Aim>
Would you copy out the whole listing exactly as given?

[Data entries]
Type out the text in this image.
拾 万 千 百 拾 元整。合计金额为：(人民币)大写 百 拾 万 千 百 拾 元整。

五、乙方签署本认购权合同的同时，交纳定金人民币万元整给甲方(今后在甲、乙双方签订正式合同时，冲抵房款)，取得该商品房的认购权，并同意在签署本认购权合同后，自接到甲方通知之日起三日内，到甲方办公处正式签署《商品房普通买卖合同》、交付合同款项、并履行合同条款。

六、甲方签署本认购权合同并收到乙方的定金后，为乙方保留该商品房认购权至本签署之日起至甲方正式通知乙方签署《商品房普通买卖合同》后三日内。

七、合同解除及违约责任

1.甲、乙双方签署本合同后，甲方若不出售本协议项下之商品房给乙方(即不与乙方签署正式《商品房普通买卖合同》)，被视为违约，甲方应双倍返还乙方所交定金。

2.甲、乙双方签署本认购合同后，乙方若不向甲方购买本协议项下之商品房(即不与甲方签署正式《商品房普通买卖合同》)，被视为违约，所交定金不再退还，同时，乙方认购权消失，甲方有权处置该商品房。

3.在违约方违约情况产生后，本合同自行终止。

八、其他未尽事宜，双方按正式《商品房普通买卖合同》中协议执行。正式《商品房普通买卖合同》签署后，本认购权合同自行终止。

Worked answer>
Type out the text in this image.
拾 万 千 百 拾 元整。合计金额为：(人民币)大写 百 拾 万 千 百 拾 元整。

五、乙方签署本认购权合同的同时，交纳定金人民币万元整给甲方(今后在甲、乙双方签订正式合同时，冲抵房款)，取得该商品房的认购权，并同意在签署本认购权合同后，自接到甲方通知之日起三日内，到甲方办公处正式签署《商品房普通买卖合同》、交付合同款项、并履行合同条款。

六、甲方签署本认购权合同并收到乙方的定金后，为乙方保留该商品房认购权至本签署之日起至甲方正式通知乙方签署《商品房普通买卖合同》后三日内。

七、合同解除及违约责任

1.甲、乙双方签署本合同后，甲方若不出售本协议项下之商品房给乙方(即不与乙方签署正式《商品房普通买卖合同》)，被视为违约，甲方应双倍返还乙方所交定金。

2.甲、乙双方签署本认购合同后，乙方若不向甲方购买本协议项下之商品房(即不与甲方签署正式《商品房普通买卖合同》)，被视为违约，所交定金不再退还，同时，乙方认购权消失，甲方有权处置该商品房。

3.在违约方违约情况产生后，本合同自行终止。

八、其他未尽事宜，双方按正式《商品房普通买卖合同》中协议执行。正式《商品房普通买卖合同》签署后，本认购权合同自行终止。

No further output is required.